Provided text:
From the qualitative results in Figure 6, we can see that cracks are split more finely by U-Net. Mask RCNN can get a relatively rough result. From top to bottom, in the first to fourth rows, comparing the third and fourth columns, both Mask RCNN and U-Net can cover the true crack position. U-Net can get the segmentation result close to GT. From this point of view, precise crack detection is an advantage of U-Net. From the top–down, the fifth to the eighth rows, compared with the third and fourth columns, the split result of Mask RCNN can still cover most of the crack areas in the original map. Some crack areas in U-Net have not been detected successfully, resulting in leakage or partial leakage, especially in the sixth row. The Mask RCNN result can roughly cover the cracks, whereas only two small points are detected in the U-Net result, and the cracks cannot be detected. In view of the analysis discussed earlier, the crack area is accurately segmented by U-Net under the premise that the crack characteristics of the original image are obvious. When the crack characteristics of Mask RCNN are not obvious enough, the segmentation results obtained are not precise enough, but the cracks are still mostly covered. The reason for the results mentioned earlier may be that U-Net lost some information of pixels in the process of down-sampling and resampling the original image.
Quantitative Analysis
For the Mask RCNN and U-Net models, 80 training samples and 20 validation samples were evaluated and analyzed for Accuracy, Recall, Kappa, and Dice, as shown in Table 1.
The U-Net method has an average accuracy of 97.86% for crack segmentation pixels in the verification set, a recall rate of 79.15%, a kappa coefficient of 0.4729, and a Dice value of 0.6772. The Mask RCNN method has an average accuracy rate of 98.56% on the verification set, a recall rate of 72.27%, a kappa coefficient of 0.4535, and a Dice value of 0.6000. However, the Accuracy of the U-Net model is lower than that of the Mask RCNN model because the indicator is a comprehensive calculation of positive and negative samples. In the image, the area of the image where the crack area (positive sample) is located is small, while in the background area (negative sample). The proportion of the area occupied in the image is larger, which more reflects the information of the negative sample. According to the evaluation index Recall, the analysis of the proportion of the real area occupied by the fracture area predicted by the model, the Recall of the U-Net model is better than the Mask RCNN. Because the crack area in the image occupies a small proportion relative to the background area, resulting in the imbalance of positive and negative samples, Accuracy and Recall cannot fully effectively evaluate the comparative effect of the model. This paper uses the comprehensive evaluation index coefficients Kappa and Dice for analysis. The Kappa and Dice index values of the U-net model are higher than those of the Mask RCNN model, indicating that the U-Net model has a better effect in the task of crack segmentation.

Objective: From the crack segmentation comparison, extract verbatim the stretch from "Quantitative Analysis" through "in Table 1.".

Collected material:

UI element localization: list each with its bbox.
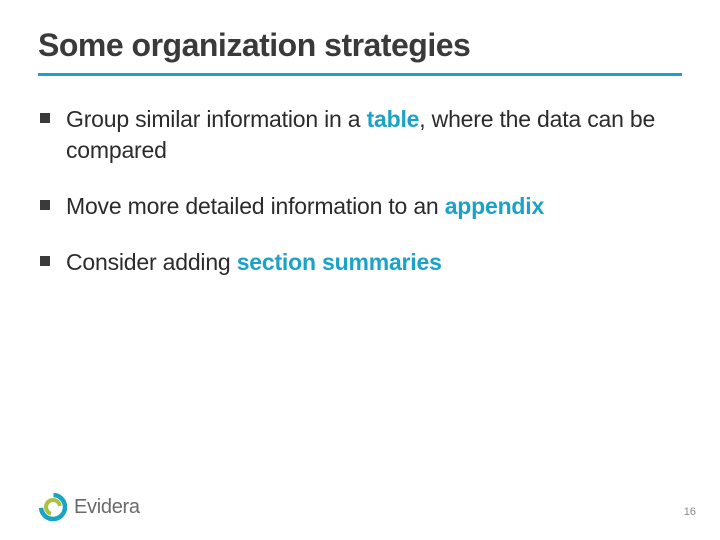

Result of this exercise:
Quantitative Analysis
For the Mask RCNN and U-Net models, 80 training samples and 20 validation samples were evaluated and analyzed for Accuracy, Recall, Kappa, and Dice, as shown in Table 1.